— start Source records —

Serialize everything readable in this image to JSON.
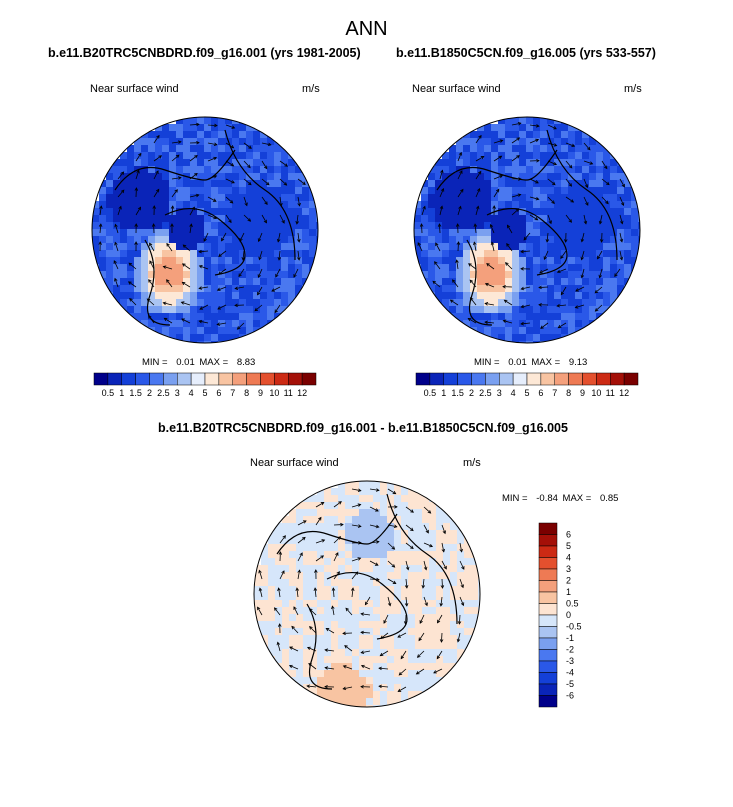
{
  "title": "ANN",
  "panels": [
    {
      "case": "b.e11.B20TRC5CNBDRD.f09_g16.001 (yrs 1981-2005)",
      "variable": "Near surface wind",
      "units": "m/s",
      "min_label": "MIN =",
      "min": "0.01",
      "max_label": "MAX =",
      "max": "8.83"
    },
    {
      "case": "b.e11.B1850C5CN.f09_g16.005 (yrs 533-557)",
      "variable": "Near surface wind",
      "units": "m/s",
      "min_label": "MIN =",
      "min": "0.01",
      "max_label": "MAX =",
      "max": "9.13"
    }
  ],
  "difference": {
    "title": "b.e11.B20TRC5CNBDRD.f09_g16.001 - b.e11.B1850C5CN.f09_g16.005",
    "variable": "Near surface wind",
    "units": "m/s",
    "min_label": "MIN =",
    "min": "-0.84",
    "max_label": "MAX =",
    "max": "0.85"
  },
  "chart_data": [
    {
      "type": "heatmap",
      "projection": "north polar stereographic",
      "title": "b.e11.B20TRC5CNBDRD.f09_g16.001 (yrs 1981-2005)",
      "field": "Near surface wind (m/s)",
      "min": 0.01,
      "max": 8.83,
      "levels": [
        "0.5",
        "1",
        "1.5",
        "2",
        "2.5",
        "3",
        "4",
        "5",
        "6",
        "7",
        "8",
        "9",
        "10",
        "11",
        "12"
      ],
      "colors": [
        "#00008a",
        "#0a24b8",
        "#1440d8",
        "#2a58e8",
        "#4a78f0",
        "#7aa0f0",
        "#aac4f2",
        "#e6eefc",
        "#fde8d6",
        "#f8c4a2",
        "#f4a07c",
        "#ee7a54",
        "#e4502e",
        "#cc2a14",
        "#a41008",
        "#7a0000"
      ]
    },
    {
      "type": "heatmap",
      "projection": "north polar stereographic",
      "title": "b.e11.B1850C5CN.f09_g16.005 (yrs 533-557)",
      "field": "Near surface wind (m/s)",
      "min": 0.01,
      "max": 9.13,
      "levels": [
        "0.5",
        "1",
        "1.5",
        "2",
        "2.5",
        "3",
        "4",
        "5",
        "6",
        "7",
        "8",
        "9",
        "10",
        "11",
        "12"
      ],
      "colors": [
        "#00008a",
        "#0a24b8",
        "#1440d8",
        "#2a58e8",
        "#4a78f0",
        "#7aa0f0",
        "#aac4f2",
        "#e6eefc",
        "#fde8d6",
        "#f8c4a2",
        "#f4a07c",
        "#ee7a54",
        "#e4502e",
        "#cc2a14",
        "#a41008",
        "#7a0000"
      ]
    },
    {
      "type": "heatmap",
      "projection": "north polar stereographic",
      "title": "b.e11.B20TRC5CNBDRD.f09_g16.001 - b.e11.B1850C5CN.f09_g16.005",
      "field": "Near surface wind difference (m/s)",
      "min": -0.84,
      "max": 0.85,
      "levels": [
        "-6",
        "-5",
        "-4",
        "-3",
        "-2",
        "-1",
        "-0.5",
        "0",
        "0.5",
        "1",
        "2",
        "3",
        "4",
        "5",
        "6"
      ],
      "colors": [
        "#00008a",
        "#0a24b8",
        "#1440d8",
        "#2a58e8",
        "#4a78f0",
        "#7aa0f0",
        "#aac4f2",
        "#d6e6fa",
        "#fde4d2",
        "#f8c4a2",
        "#f4a07c",
        "#ee7a54",
        "#e4502e",
        "#cc2a14",
        "#a41008",
        "#7a0000"
      ]
    }
  ]
}
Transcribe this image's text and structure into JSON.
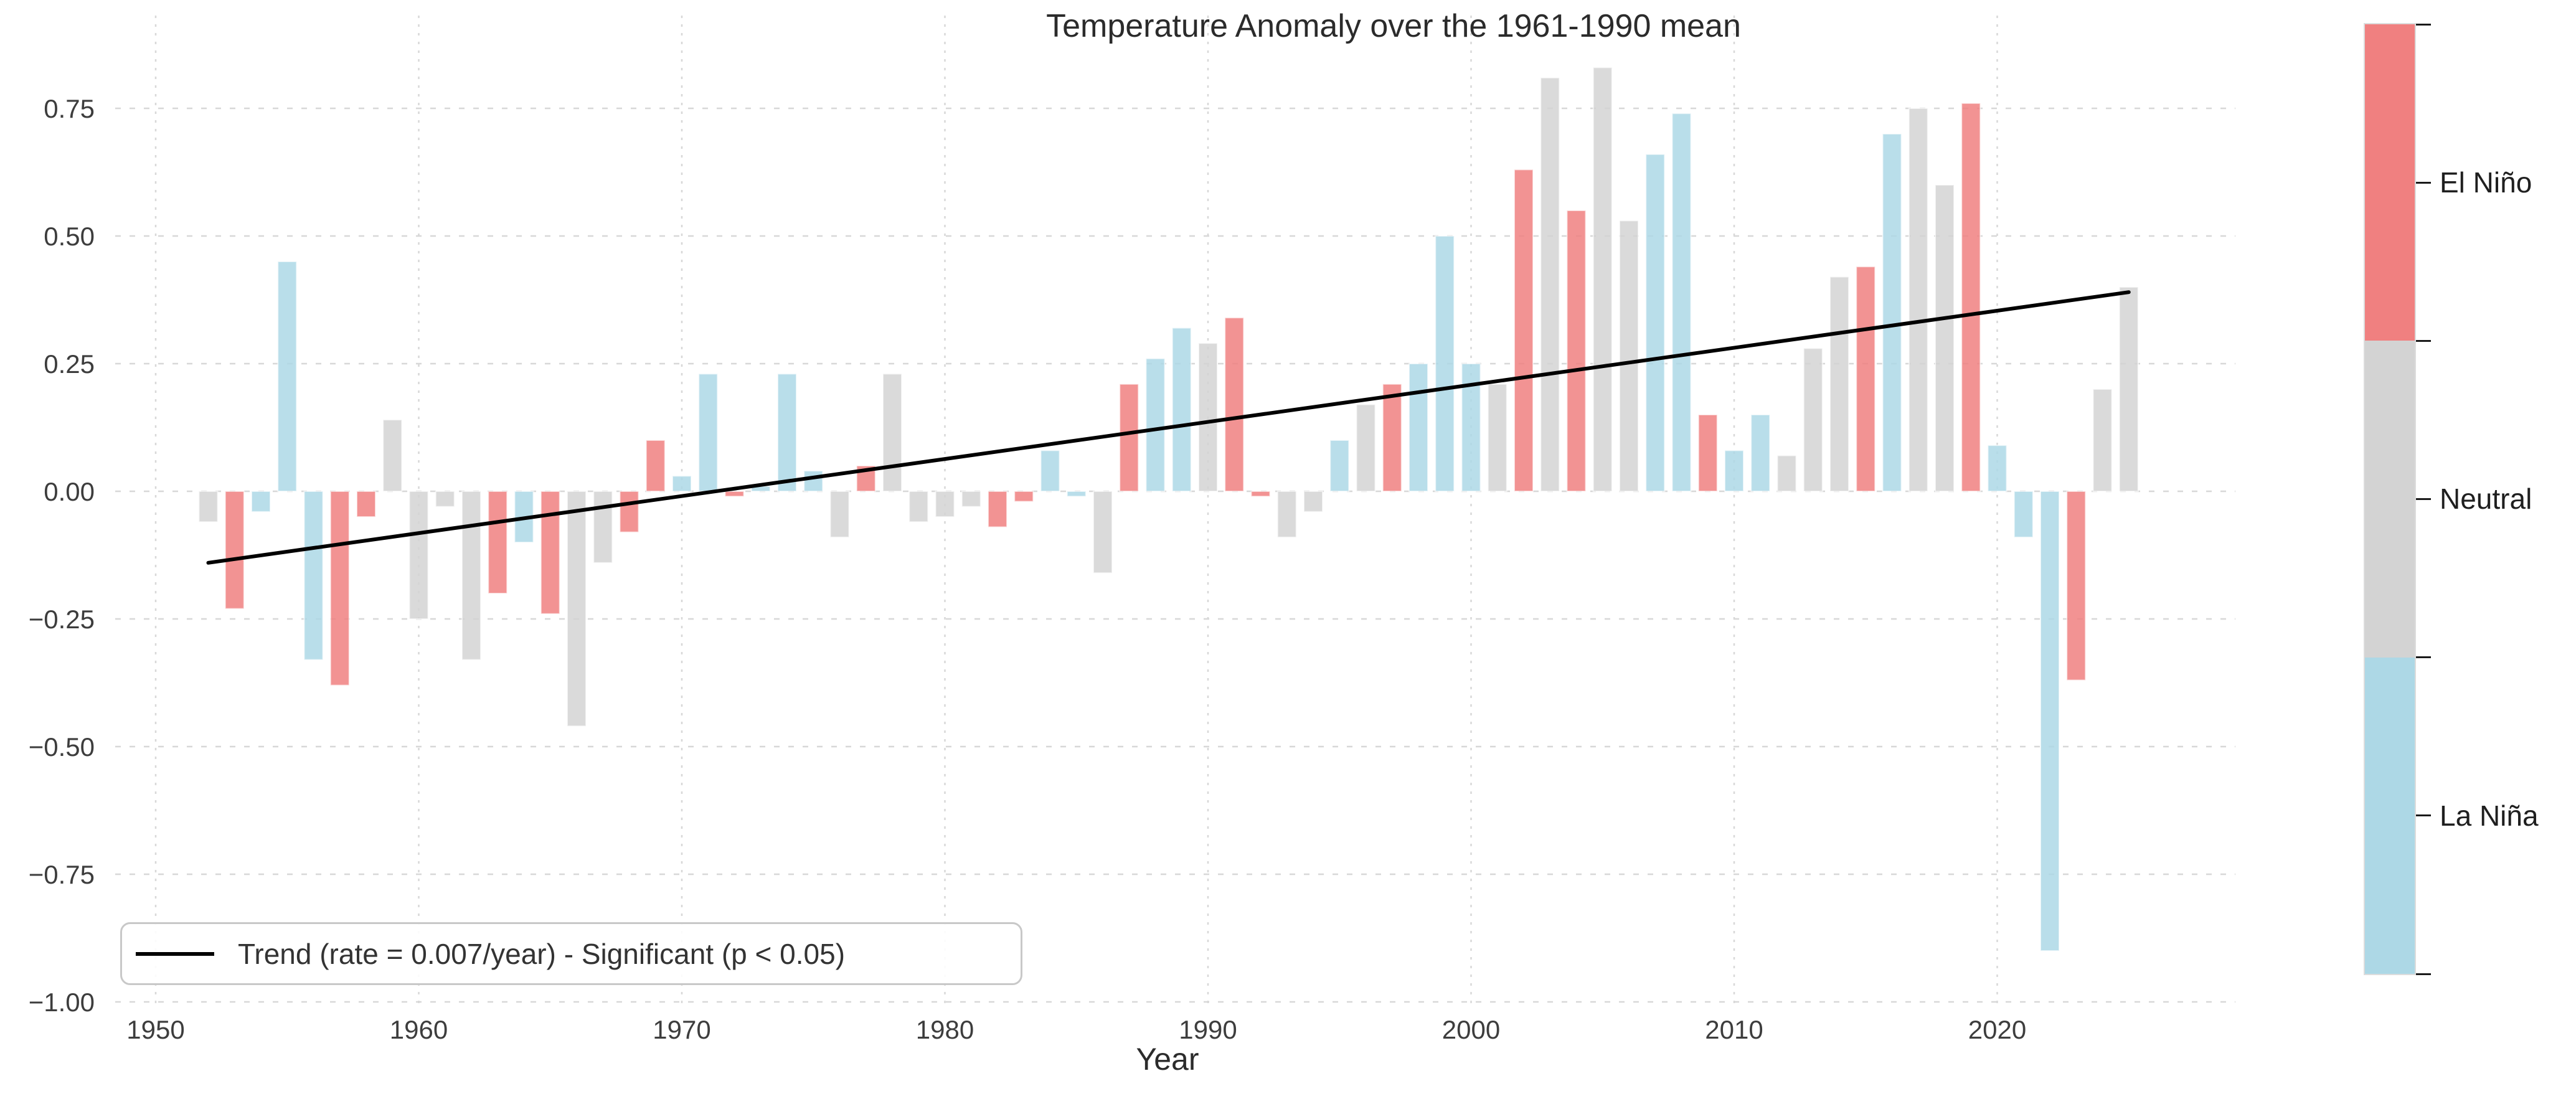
{
  "title": "Temperature Anomaly over the 1961-1990 mean",
  "legend": {
    "label": "Trend (rate = 0.007/year) - Significant (p < 0.05)"
  },
  "colorbar": {
    "labels": [
      "El Niño",
      "Neutral",
      "La Niña"
    ],
    "colors": [
      "#F08080",
      "#D3D3D3",
      "#ADD8E6"
    ]
  },
  "colors": {
    "el_nino": "#F08080",
    "neutral": "#D3D3D3",
    "la_nina": "#ADD8E6",
    "trend_line": "#000000",
    "grid": "#d8d8d8",
    "tick_text": "#3d3d3d"
  },
  "chart_data": {
    "type": "bar",
    "title": "Temperature Anomaly over the 1961-1990 mean",
    "xlabel": "Year",
    "ylabel": "",
    "grid": true,
    "legend_position": "lower left",
    "xlim": [
      1948.4,
      2028.5
    ],
    "ylim": [
      -1.02,
      0.9
    ],
    "x_ticks": [
      1950,
      1960,
      1970,
      1980,
      1990,
      2000,
      2010,
      2020
    ],
    "y_ticks": [
      {
        "value": 0.75,
        "label": "0.75"
      },
      {
        "value": 0.5,
        "label": "0.50"
      },
      {
        "value": 0.25,
        "label": "0.25"
      },
      {
        "value": 0.0,
        "label": "0.00"
      },
      {
        "value": -0.25,
        "label": "−0.25"
      },
      {
        "value": -0.5,
        "label": "−0.50"
      },
      {
        "value": -0.75,
        "label": "−0.75"
      },
      {
        "value": -1.0,
        "label": "−1.00"
      }
    ],
    "bar_color_map": {
      "El Niño": "#F08080",
      "Neutral": "#D3D3D3",
      "La Niña": "#ADD8E6"
    },
    "trend_line": {
      "x_start": 1952,
      "y_start": -0.14,
      "x_end": 2025,
      "y_end": 0.39,
      "rate": 0.007,
      "significant": true
    },
    "points": [
      {
        "year": 1952,
        "value": -0.06,
        "phase": "Neutral"
      },
      {
        "year": 1953,
        "value": -0.23,
        "phase": "El Niño"
      },
      {
        "year": 1954,
        "value": -0.04,
        "phase": "La Niña"
      },
      {
        "year": 1955,
        "value": 0.45,
        "phase": "La Niña"
      },
      {
        "year": 1956,
        "value": -0.33,
        "phase": "La Niña"
      },
      {
        "year": 1957,
        "value": -0.38,
        "phase": "El Niño"
      },
      {
        "year": 1958,
        "value": -0.05,
        "phase": "El Niño"
      },
      {
        "year": 1959,
        "value": 0.14,
        "phase": "Neutral"
      },
      {
        "year": 1960,
        "value": -0.25,
        "phase": "Neutral"
      },
      {
        "year": 1961,
        "value": -0.03,
        "phase": "Neutral"
      },
      {
        "year": 1962,
        "value": -0.33,
        "phase": "Neutral"
      },
      {
        "year": 1963,
        "value": -0.2,
        "phase": "El Niño"
      },
      {
        "year": 1964,
        "value": -0.1,
        "phase": "La Niña"
      },
      {
        "year": 1965,
        "value": -0.24,
        "phase": "El Niño"
      },
      {
        "year": 1966,
        "value": -0.46,
        "phase": "Neutral"
      },
      {
        "year": 1967,
        "value": -0.14,
        "phase": "Neutral"
      },
      {
        "year": 1968,
        "value": -0.08,
        "phase": "El Niño"
      },
      {
        "year": 1969,
        "value": 0.1,
        "phase": "El Niño"
      },
      {
        "year": 1970,
        "value": 0.03,
        "phase": "La Niña"
      },
      {
        "year": 1971,
        "value": 0.23,
        "phase": "La Niña"
      },
      {
        "year": 1972,
        "value": -0.01,
        "phase": "El Niño"
      },
      {
        "year": 1973,
        "value": 0.01,
        "phase": "La Niña"
      },
      {
        "year": 1974,
        "value": 0.23,
        "phase": "La Niña"
      },
      {
        "year": 1975,
        "value": 0.04,
        "phase": "La Niña"
      },
      {
        "year": 1976,
        "value": -0.09,
        "phase": "Neutral"
      },
      {
        "year": 1977,
        "value": 0.05,
        "phase": "El Niño"
      },
      {
        "year": 1978,
        "value": 0.23,
        "phase": "Neutral"
      },
      {
        "year": 1979,
        "value": -0.06,
        "phase": "Neutral"
      },
      {
        "year": 1980,
        "value": -0.05,
        "phase": "Neutral"
      },
      {
        "year": 1981,
        "value": -0.03,
        "phase": "Neutral"
      },
      {
        "year": 1982,
        "value": -0.07,
        "phase": "El Niño"
      },
      {
        "year": 1983,
        "value": -0.02,
        "phase": "El Niño"
      },
      {
        "year": 1984,
        "value": 0.08,
        "phase": "La Niña"
      },
      {
        "year": 1985,
        "value": -0.01,
        "phase": "La Niña"
      },
      {
        "year": 1986,
        "value": -0.16,
        "phase": "Neutral"
      },
      {
        "year": 1987,
        "value": 0.21,
        "phase": "El Niño"
      },
      {
        "year": 1988,
        "value": 0.26,
        "phase": "La Niña"
      },
      {
        "year": 1989,
        "value": 0.32,
        "phase": "La Niña"
      },
      {
        "year": 1990,
        "value": 0.29,
        "phase": "Neutral"
      },
      {
        "year": 1991,
        "value": 0.34,
        "phase": "El Niño"
      },
      {
        "year": 1992,
        "value": -0.01,
        "phase": "El Niño"
      },
      {
        "year": 1993,
        "value": -0.09,
        "phase": "Neutral"
      },
      {
        "year": 1994,
        "value": -0.04,
        "phase": "Neutral"
      },
      {
        "year": 1995,
        "value": 0.1,
        "phase": "La Niña"
      },
      {
        "year": 1996,
        "value": 0.17,
        "phase": "Neutral"
      },
      {
        "year": 1997,
        "value": 0.21,
        "phase": "El Niño"
      },
      {
        "year": 1998,
        "value": 0.25,
        "phase": "La Niña"
      },
      {
        "year": 1999,
        "value": 0.5,
        "phase": "La Niña"
      },
      {
        "year": 2000,
        "value": 0.25,
        "phase": "La Niña"
      },
      {
        "year": 2001,
        "value": 0.21,
        "phase": "Neutral"
      },
      {
        "year": 2002,
        "value": 0.63,
        "phase": "El Niño"
      },
      {
        "year": 2003,
        "value": 0.81,
        "phase": "Neutral"
      },
      {
        "year": 2004,
        "value": 0.55,
        "phase": "El Niño"
      },
      {
        "year": 2005,
        "value": 0.83,
        "phase": "Neutral"
      },
      {
        "year": 2006,
        "value": 0.53,
        "phase": "Neutral"
      },
      {
        "year": 2007,
        "value": 0.66,
        "phase": "La Niña"
      },
      {
        "year": 2008,
        "value": 0.74,
        "phase": "La Niña"
      },
      {
        "year": 2009,
        "value": 0.15,
        "phase": "El Niño"
      },
      {
        "year": 2010,
        "value": 0.08,
        "phase": "La Niña"
      },
      {
        "year": 2011,
        "value": 0.15,
        "phase": "La Niña"
      },
      {
        "year": 2012,
        "value": 0.07,
        "phase": "Neutral"
      },
      {
        "year": 2013,
        "value": 0.28,
        "phase": "Neutral"
      },
      {
        "year": 2014,
        "value": 0.42,
        "phase": "Neutral"
      },
      {
        "year": 2015,
        "value": 0.44,
        "phase": "El Niño"
      },
      {
        "year": 2016,
        "value": 0.7,
        "phase": "La Niña"
      },
      {
        "year": 2017,
        "value": 0.75,
        "phase": "Neutral"
      },
      {
        "year": 2018,
        "value": 0.6,
        "phase": "Neutral"
      },
      {
        "year": 2019,
        "value": 0.76,
        "phase": "El Niño"
      },
      {
        "year": 2020,
        "value": 0.09,
        "phase": "La Niña"
      },
      {
        "year": 2021,
        "value": -0.09,
        "phase": "La Niña"
      },
      {
        "year": 2022,
        "value": -0.9,
        "phase": "La Niña"
      },
      {
        "year": 2023,
        "value": -0.37,
        "phase": "El Niño"
      },
      {
        "year": 2024,
        "value": 0.2,
        "phase": "Neutral"
      },
      {
        "year": 2025,
        "value": 0.4,
        "phase": "Neutral"
      }
    ]
  }
}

— end Source records —

* [What you need to do]:
From the data above, copy out every line with the string "case" in it.

* [Reply]:
      "case": "b.e11.B20TRC5CNBDRD.f09_g16.001 (yrs 1981-2005)",
      "case": "b.e11.B1850C5CN.f09_g16.005 (yrs 533-557)",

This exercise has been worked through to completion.